- _EXERCISE TASK_:
Copy out each line featuring the string "Helenówek" from the entries beneath.

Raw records

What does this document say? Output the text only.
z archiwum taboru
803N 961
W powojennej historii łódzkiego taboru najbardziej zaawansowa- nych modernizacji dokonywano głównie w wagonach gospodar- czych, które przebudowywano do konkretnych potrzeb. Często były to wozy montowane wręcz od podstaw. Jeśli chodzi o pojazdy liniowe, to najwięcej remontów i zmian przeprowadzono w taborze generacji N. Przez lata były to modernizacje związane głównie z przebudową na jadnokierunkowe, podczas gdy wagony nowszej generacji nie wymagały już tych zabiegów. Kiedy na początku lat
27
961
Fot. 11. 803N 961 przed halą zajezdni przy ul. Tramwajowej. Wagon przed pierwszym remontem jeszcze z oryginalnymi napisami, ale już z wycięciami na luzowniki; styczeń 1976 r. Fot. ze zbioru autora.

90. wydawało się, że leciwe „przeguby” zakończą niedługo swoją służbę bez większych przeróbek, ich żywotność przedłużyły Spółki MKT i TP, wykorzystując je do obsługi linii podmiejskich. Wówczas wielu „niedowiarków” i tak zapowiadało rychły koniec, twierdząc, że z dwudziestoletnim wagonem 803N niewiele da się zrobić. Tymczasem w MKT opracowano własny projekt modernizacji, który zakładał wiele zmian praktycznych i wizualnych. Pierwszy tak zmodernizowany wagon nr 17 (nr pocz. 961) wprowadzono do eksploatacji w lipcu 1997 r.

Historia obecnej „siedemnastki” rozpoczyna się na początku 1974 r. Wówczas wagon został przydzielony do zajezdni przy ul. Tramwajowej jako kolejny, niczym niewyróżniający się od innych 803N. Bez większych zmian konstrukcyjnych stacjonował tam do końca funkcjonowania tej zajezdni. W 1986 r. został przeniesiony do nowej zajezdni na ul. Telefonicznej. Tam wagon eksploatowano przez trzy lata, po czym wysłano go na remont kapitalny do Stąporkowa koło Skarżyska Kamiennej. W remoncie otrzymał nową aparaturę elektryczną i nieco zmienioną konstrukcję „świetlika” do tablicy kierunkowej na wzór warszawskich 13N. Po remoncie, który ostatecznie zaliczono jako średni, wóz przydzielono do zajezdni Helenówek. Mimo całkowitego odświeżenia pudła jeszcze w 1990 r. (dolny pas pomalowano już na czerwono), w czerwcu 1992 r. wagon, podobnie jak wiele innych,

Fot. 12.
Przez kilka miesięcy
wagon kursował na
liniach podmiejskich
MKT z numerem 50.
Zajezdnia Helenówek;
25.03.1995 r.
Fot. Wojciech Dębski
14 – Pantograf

- _OUTPUT OF THE TASK_:
Historia obecnej „siedemnastki” rozpoczyna się na początku 1974 r. Wówczas wagon został przydzielony do zajezdni przy ul. Tramwajowej jako kolejny, niczym niewyróżniający się od innych 803N. Bez większych zmian konstrukcyjnych stacjonował tam do końca funkcjonowania tej zajezdni. W 1986 r. został przeniesiony do nowej zajezdni na ul. Telefonicznej. Tam wagon eksploatowano przez trzy lata, po czym wysłano go na remont kapitalny do Stąporkowa koło Skarżyska Kamiennej. W remoncie otrzymał nową aparaturę elektryczną i nieco zmienioną konstrukcję „świetlika” do tablicy kierunkowej na wzór warszawskich 13N. Po remoncie, który ostatecznie zaliczono jako średni, wóz przydzielono do zajezdni Helenówek. Mimo całkowitego odświeżenia pudła jeszcze w 1990 r. (dolny pas pomalowano już na czerwono), w czerwcu 1992 r. wagon, podobnie jak wiele innych,
Zajezdnia Helenówek;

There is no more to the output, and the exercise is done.